# What you are asked to do:
Repeat every line exactly, keeping the pictures out of the copy.

═════ Records shown ═════

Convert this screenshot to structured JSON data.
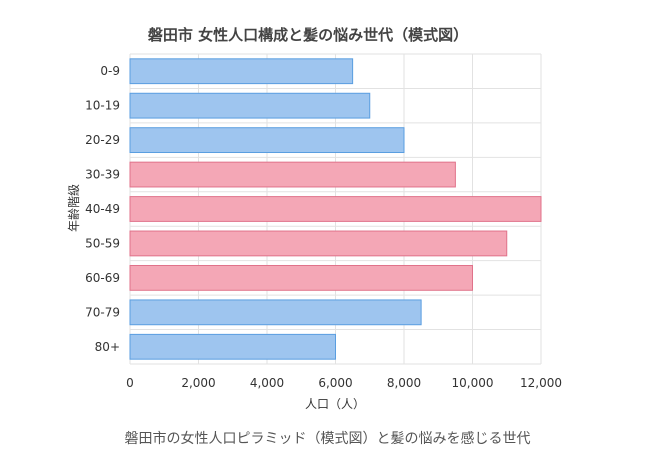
{
  "chart_data": {
    "type": "bar",
    "orientation": "horizontal",
    "title": "磐田市 女性人口構成と髪の悩み世代（模式図）",
    "xlabel": "人口（人）",
    "ylabel": "年齢階級",
    "categories": [
      "0-9",
      "10-19",
      "20-29",
      "30-39",
      "40-49",
      "50-59",
      "60-69",
      "70-79",
      "80+"
    ],
    "values": [
      6500,
      7000,
      8000,
      9500,
      12000,
      11000,
      10000,
      8500,
      6000
    ],
    "highlighted": [
      false,
      false,
      false,
      true,
      true,
      true,
      true,
      false,
      false
    ],
    "xlim": [
      0,
      12000
    ],
    "xticks": [
      0,
      2000,
      4000,
      6000,
      8000,
      10000,
      12000
    ],
    "xtick_labels": [
      "0",
      "2,000",
      "4,000",
      "6,000",
      "8,000",
      "10,000",
      "12,000"
    ],
    "grid": true,
    "legend": "none",
    "colors": {
      "normal_fill": "#9ec5ef",
      "normal_stroke": "#5a9ee0",
      "highlight_fill": "#f4a7b6",
      "highlight_stroke": "#e0728a",
      "grid": "#e2e2e2",
      "axis_text": "#333333",
      "title_text": "#444444"
    }
  },
  "caption": "磐田市の女性人口ピラミッド（模式図）と髪の悩みを感じる世代"
}
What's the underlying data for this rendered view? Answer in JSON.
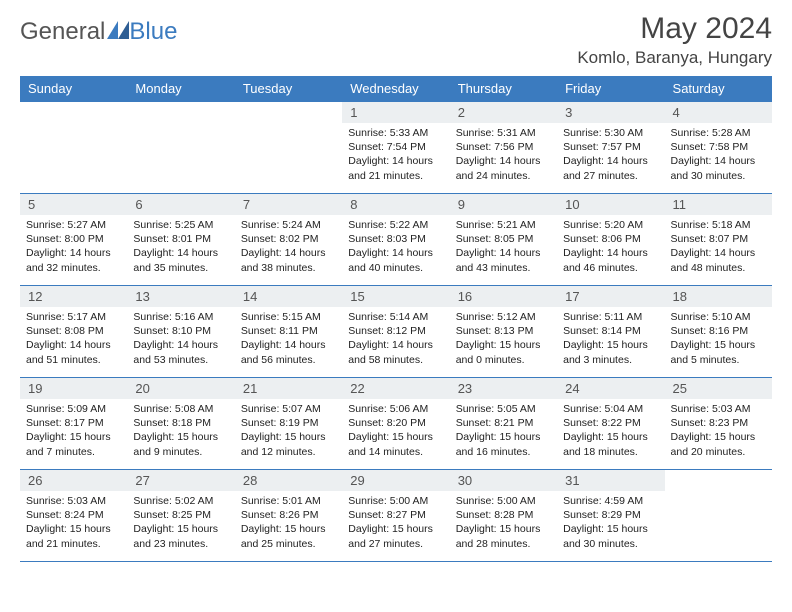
{
  "brand": {
    "part1": "General",
    "part2": "Blue"
  },
  "title": "May 2024",
  "location": "Komlo, Baranya, Hungary",
  "colors": {
    "header_bg": "#3b7bbf",
    "header_text": "#ffffff",
    "daynum_bg": "#eceff1",
    "border": "#3b7bbf",
    "body_text": "#222222",
    "title_text": "#444444"
  },
  "days_of_week": [
    "Sunday",
    "Monday",
    "Tuesday",
    "Wednesday",
    "Thursday",
    "Friday",
    "Saturday"
  ],
  "weeks": [
    [
      {
        "n": "",
        "empty": true
      },
      {
        "n": "",
        "empty": true
      },
      {
        "n": "",
        "empty": true
      },
      {
        "n": "1",
        "sunrise": "5:33 AM",
        "sunset": "7:54 PM",
        "dl1": "14 hours",
        "dl2": "and 21 minutes."
      },
      {
        "n": "2",
        "sunrise": "5:31 AM",
        "sunset": "7:56 PM",
        "dl1": "14 hours",
        "dl2": "and 24 minutes."
      },
      {
        "n": "3",
        "sunrise": "5:30 AM",
        "sunset": "7:57 PM",
        "dl1": "14 hours",
        "dl2": "and 27 minutes."
      },
      {
        "n": "4",
        "sunrise": "5:28 AM",
        "sunset": "7:58 PM",
        "dl1": "14 hours",
        "dl2": "and 30 minutes."
      }
    ],
    [
      {
        "n": "5",
        "sunrise": "5:27 AM",
        "sunset": "8:00 PM",
        "dl1": "14 hours",
        "dl2": "and 32 minutes."
      },
      {
        "n": "6",
        "sunrise": "5:25 AM",
        "sunset": "8:01 PM",
        "dl1": "14 hours",
        "dl2": "and 35 minutes."
      },
      {
        "n": "7",
        "sunrise": "5:24 AM",
        "sunset": "8:02 PM",
        "dl1": "14 hours",
        "dl2": "and 38 minutes."
      },
      {
        "n": "8",
        "sunrise": "5:22 AM",
        "sunset": "8:03 PM",
        "dl1": "14 hours",
        "dl2": "and 40 minutes."
      },
      {
        "n": "9",
        "sunrise": "5:21 AM",
        "sunset": "8:05 PM",
        "dl1": "14 hours",
        "dl2": "and 43 minutes."
      },
      {
        "n": "10",
        "sunrise": "5:20 AM",
        "sunset": "8:06 PM",
        "dl1": "14 hours",
        "dl2": "and 46 minutes."
      },
      {
        "n": "11",
        "sunrise": "5:18 AM",
        "sunset": "8:07 PM",
        "dl1": "14 hours",
        "dl2": "and 48 minutes."
      }
    ],
    [
      {
        "n": "12",
        "sunrise": "5:17 AM",
        "sunset": "8:08 PM",
        "dl1": "14 hours",
        "dl2": "and 51 minutes."
      },
      {
        "n": "13",
        "sunrise": "5:16 AM",
        "sunset": "8:10 PM",
        "dl1": "14 hours",
        "dl2": "and 53 minutes."
      },
      {
        "n": "14",
        "sunrise": "5:15 AM",
        "sunset": "8:11 PM",
        "dl1": "14 hours",
        "dl2": "and 56 minutes."
      },
      {
        "n": "15",
        "sunrise": "5:14 AM",
        "sunset": "8:12 PM",
        "dl1": "14 hours",
        "dl2": "and 58 minutes."
      },
      {
        "n": "16",
        "sunrise": "5:12 AM",
        "sunset": "8:13 PM",
        "dl1": "15 hours",
        "dl2": "and 0 minutes."
      },
      {
        "n": "17",
        "sunrise": "5:11 AM",
        "sunset": "8:14 PM",
        "dl1": "15 hours",
        "dl2": "and 3 minutes."
      },
      {
        "n": "18",
        "sunrise": "5:10 AM",
        "sunset": "8:16 PM",
        "dl1": "15 hours",
        "dl2": "and 5 minutes."
      }
    ],
    [
      {
        "n": "19",
        "sunrise": "5:09 AM",
        "sunset": "8:17 PM",
        "dl1": "15 hours",
        "dl2": "and 7 minutes."
      },
      {
        "n": "20",
        "sunrise": "5:08 AM",
        "sunset": "8:18 PM",
        "dl1": "15 hours",
        "dl2": "and 9 minutes."
      },
      {
        "n": "21",
        "sunrise": "5:07 AM",
        "sunset": "8:19 PM",
        "dl1": "15 hours",
        "dl2": "and 12 minutes."
      },
      {
        "n": "22",
        "sunrise": "5:06 AM",
        "sunset": "8:20 PM",
        "dl1": "15 hours",
        "dl2": "and 14 minutes."
      },
      {
        "n": "23",
        "sunrise": "5:05 AM",
        "sunset": "8:21 PM",
        "dl1": "15 hours",
        "dl2": "and 16 minutes."
      },
      {
        "n": "24",
        "sunrise": "5:04 AM",
        "sunset": "8:22 PM",
        "dl1": "15 hours",
        "dl2": "and 18 minutes."
      },
      {
        "n": "25",
        "sunrise": "5:03 AM",
        "sunset": "8:23 PM",
        "dl1": "15 hours",
        "dl2": "and 20 minutes."
      }
    ],
    [
      {
        "n": "26",
        "sunrise": "5:03 AM",
        "sunset": "8:24 PM",
        "dl1": "15 hours",
        "dl2": "and 21 minutes."
      },
      {
        "n": "27",
        "sunrise": "5:02 AM",
        "sunset": "8:25 PM",
        "dl1": "15 hours",
        "dl2": "and 23 minutes."
      },
      {
        "n": "28",
        "sunrise": "5:01 AM",
        "sunset": "8:26 PM",
        "dl1": "15 hours",
        "dl2": "and 25 minutes."
      },
      {
        "n": "29",
        "sunrise": "5:00 AM",
        "sunset": "8:27 PM",
        "dl1": "15 hours",
        "dl2": "and 27 minutes."
      },
      {
        "n": "30",
        "sunrise": "5:00 AM",
        "sunset": "8:28 PM",
        "dl1": "15 hours",
        "dl2": "and 28 minutes."
      },
      {
        "n": "31",
        "sunrise": "4:59 AM",
        "sunset": "8:29 PM",
        "dl1": "15 hours",
        "dl2": "and 30 minutes."
      },
      {
        "n": "",
        "empty": true
      }
    ]
  ],
  "labels": {
    "sunrise": "Sunrise:",
    "sunset": "Sunset:",
    "daylight": "Daylight:"
  }
}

═════

# Solution:
Convert this screenshot to structured JSON data.
{
  "chart_data": {
    "type": "bar",
    "orientation": "horizontal",
    "title": "磐田市 女性人口構成と髪の悩み世代（模式図）",
    "xlabel": "人口（人）",
    "ylabel": "年齢階級",
    "categories": [
      "0-9",
      "10-19",
      "20-29",
      "30-39",
      "40-49",
      "50-59",
      "60-69",
      "70-79",
      "80+"
    ],
    "values": [
      6500,
      7000,
      8000,
      9500,
      12000,
      11000,
      10000,
      8500,
      6000
    ],
    "highlighted": [
      false,
      false,
      false,
      true,
      true,
      true,
      true,
      false,
      false
    ],
    "xlim": [
      0,
      12000
    ],
    "xticks": [
      0,
      2000,
      4000,
      6000,
      8000,
      10000,
      12000
    ],
    "xtick_labels": [
      "0",
      "2,000",
      "4,000",
      "6,000",
      "8,000",
      "10,000",
      "12,000"
    ],
    "grid": true,
    "legend": "none",
    "colors": {
      "normal_fill": "#9ec5ef",
      "normal_stroke": "#5a9ee0",
      "highlight_fill": "#f4a7b6",
      "highlight_stroke": "#e0728a",
      "grid": "#e2e2e2",
      "axis_text": "#333333",
      "title_text": "#444444"
    }
  },
  "caption": "磐田市の女性人口ピラミッド（模式図）と髪の悩みを感じる世代"
}
What's the underlying data for this rendered view? Answer in JSON.
{
  "brand": {
    "part1": "General",
    "part2": "Blue"
  },
  "title": "May 2024",
  "location": "Komlo, Baranya, Hungary",
  "colors": {
    "header_bg": "#3b7bbf",
    "header_text": "#ffffff",
    "daynum_bg": "#eceff1",
    "border": "#3b7bbf",
    "body_text": "#222222",
    "title_text": "#444444"
  },
  "days_of_week": [
    "Sunday",
    "Monday",
    "Tuesday",
    "Wednesday",
    "Thursday",
    "Friday",
    "Saturday"
  ],
  "weeks": [
    [
      {
        "n": "",
        "empty": true
      },
      {
        "n": "",
        "empty": true
      },
      {
        "n": "",
        "empty": true
      },
      {
        "n": "1",
        "sunrise": "5:33 AM",
        "sunset": "7:54 PM",
        "dl1": "14 hours",
        "dl2": "and 21 minutes."
      },
      {
        "n": "2",
        "sunrise": "5:31 AM",
        "sunset": "7:56 PM",
        "dl1": "14 hours",
        "dl2": "and 24 minutes."
      },
      {
        "n": "3",
        "sunrise": "5:30 AM",
        "sunset": "7:57 PM",
        "dl1": "14 hours",
        "dl2": "and 27 minutes."
      },
      {
        "n": "4",
        "sunrise": "5:28 AM",
        "sunset": "7:58 PM",
        "dl1": "14 hours",
        "dl2": "and 30 minutes."
      }
    ],
    [
      {
        "n": "5",
        "sunrise": "5:27 AM",
        "sunset": "8:00 PM",
        "dl1": "14 hours",
        "dl2": "and 32 minutes."
      },
      {
        "n": "6",
        "sunrise": "5:25 AM",
        "sunset": "8:01 PM",
        "dl1": "14 hours",
        "dl2": "and 35 minutes."
      },
      {
        "n": "7",
        "sunrise": "5:24 AM",
        "sunset": "8:02 PM",
        "dl1": "14 hours",
        "dl2": "and 38 minutes."
      },
      {
        "n": "8",
        "sunrise": "5:22 AM",
        "sunset": "8:03 PM",
        "dl1": "14 hours",
        "dl2": "and 40 minutes."
      },
      {
        "n": "9",
        "sunrise": "5:21 AM",
        "sunset": "8:05 PM",
        "dl1": "14 hours",
        "dl2": "and 43 minutes."
      },
      {
        "n": "10",
        "sunrise": "5:20 AM",
        "sunset": "8:06 PM",
        "dl1": "14 hours",
        "dl2": "and 46 minutes."
      },
      {
        "n": "11",
        "sunrise": "5:18 AM",
        "sunset": "8:07 PM",
        "dl1": "14 hours",
        "dl2": "and 48 minutes."
      }
    ],
    [
      {
        "n": "12",
        "sunrise": "5:17 AM",
        "sunset": "8:08 PM",
        "dl1": "14 hours",
        "dl2": "and 51 minutes."
      },
      {
        "n": "13",
        "sunrise": "5:16 AM",
        "sunset": "8:10 PM",
        "dl1": "14 hours",
        "dl2": "and 53 minutes."
      },
      {
        "n": "14",
        "sunrise": "5:15 AM",
        "sunset": "8:11 PM",
        "dl1": "14 hours",
        "dl2": "and 56 minutes."
      },
      {
        "n": "15",
        "sunrise": "5:14 AM",
        "sunset": "8:12 PM",
        "dl1": "14 hours",
        "dl2": "and 58 minutes."
      },
      {
        "n": "16",
        "sunrise": "5:12 AM",
        "sunset": "8:13 PM",
        "dl1": "15 hours",
        "dl2": "and 0 minutes."
      },
      {
        "n": "17",
        "sunrise": "5:11 AM",
        "sunset": "8:14 PM",
        "dl1": "15 hours",
        "dl2": "and 3 minutes."
      },
      {
        "n": "18",
        "sunrise": "5:10 AM",
        "sunset": "8:16 PM",
        "dl1": "15 hours",
        "dl2": "and 5 minutes."
      }
    ],
    [
      {
        "n": "19",
        "sunrise": "5:09 AM",
        "sunset": "8:17 PM",
        "dl1": "15 hours",
        "dl2": "and 7 minutes."
      },
      {
        "n": "20",
        "sunrise": "5:08 AM",
        "sunset": "8:18 PM",
        "dl1": "15 hours",
        "dl2": "and 9 minutes."
      },
      {
        "n": "21",
        "sunrise": "5:07 AM",
        "sunset": "8:19 PM",
        "dl1": "15 hours",
        "dl2": "and 12 minutes."
      },
      {
        "n": "22",
        "sunrise": "5:06 AM",
        "sunset": "8:20 PM",
        "dl1": "15 hours",
        "dl2": "and 14 minutes."
      },
      {
        "n": "23",
        "sunrise": "5:05 AM",
        "sunset": "8:21 PM",
        "dl1": "15 hours",
        "dl2": "and 16 minutes."
      },
      {
        "n": "24",
        "sunrise": "5:04 AM",
        "sunset": "8:22 PM",
        "dl1": "15 hours",
        "dl2": "and 18 minutes."
      },
      {
        "n": "25",
        "sunrise": "5:03 AM",
        "sunset": "8:23 PM",
        "dl1": "15 hours",
        "dl2": "and 20 minutes."
      }
    ],
    [
      {
        "n": "26",
        "sunrise": "5:03 AM",
        "sunset": "8:24 PM",
        "dl1": "15 hours",
        "dl2": "and 21 minutes."
      },
      {
        "n": "27",
        "sunrise": "5:02 AM",
        "sunset": "8:25 PM",
        "dl1": "15 hours",
        "dl2": "and 23 minutes."
      },
      {
        "n": "28",
        "sunrise": "5:01 AM",
        "sunset": "8:26 PM",
        "dl1": "15 hours",
        "dl2": "and 25 minutes."
      },
      {
        "n": "29",
        "sunrise": "5:00 AM",
        "sunset": "8:27 PM",
        "dl1": "15 hours",
        "dl2": "and 27 minutes."
      },
      {
        "n": "30",
        "sunrise": "5:00 AM",
        "sunset": "8:28 PM",
        "dl1": "15 hours",
        "dl2": "and 28 minutes."
      },
      {
        "n": "31",
        "sunrise": "4:59 AM",
        "sunset": "8:29 PM",
        "dl1": "15 hours",
        "dl2": "and 30 minutes."
      },
      {
        "n": "",
        "empty": true
      }
    ]
  ],
  "labels": {
    "sunrise": "Sunrise:",
    "sunset": "Sunset:",
    "daylight": "Daylight:"
  }
}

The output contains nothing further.